Data records
....
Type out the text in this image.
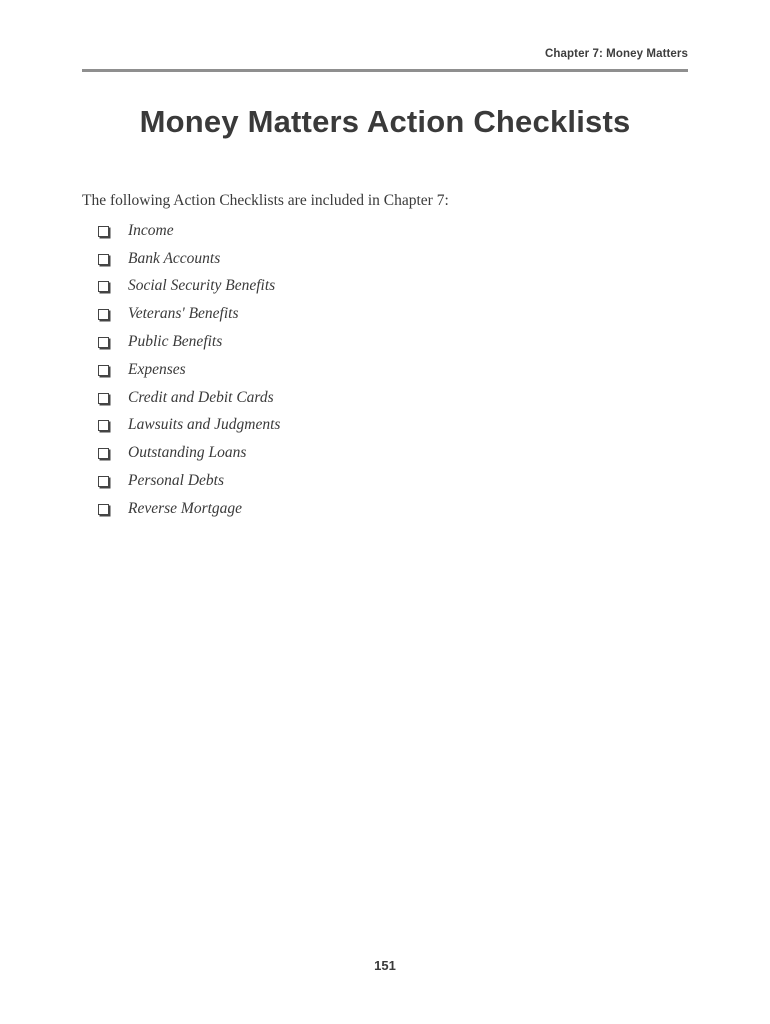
Chapter 7: Money Matters
Money Matters Action Checklists

The following Action Checklists are included in Chapter 7:

Income
Bank Accounts
Social Security Benefits
Veterans' Benefits
Public Benefits
Expenses
Credit and Debit Cards
Lawsuits and Judgments
Outstanding Loans
Personal Debts
Reverse Mortgage
151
....
=== Task to complete ===
Output the records above exactly; leave out the pictures.

=== Problem solution ===
Type out the text in this image.
Chapter 7: Money Matters
Money Matters Action Checklists

The following Action Checklists are included in Chapter 7:

Income
Bank Accounts
Social Security Benefits
Veterans' Benefits
Public Benefits
Expenses
Credit and Debit Cards
Lawsuits and Judgments
Outstanding Loans
Personal Debts
Reverse Mortgage
151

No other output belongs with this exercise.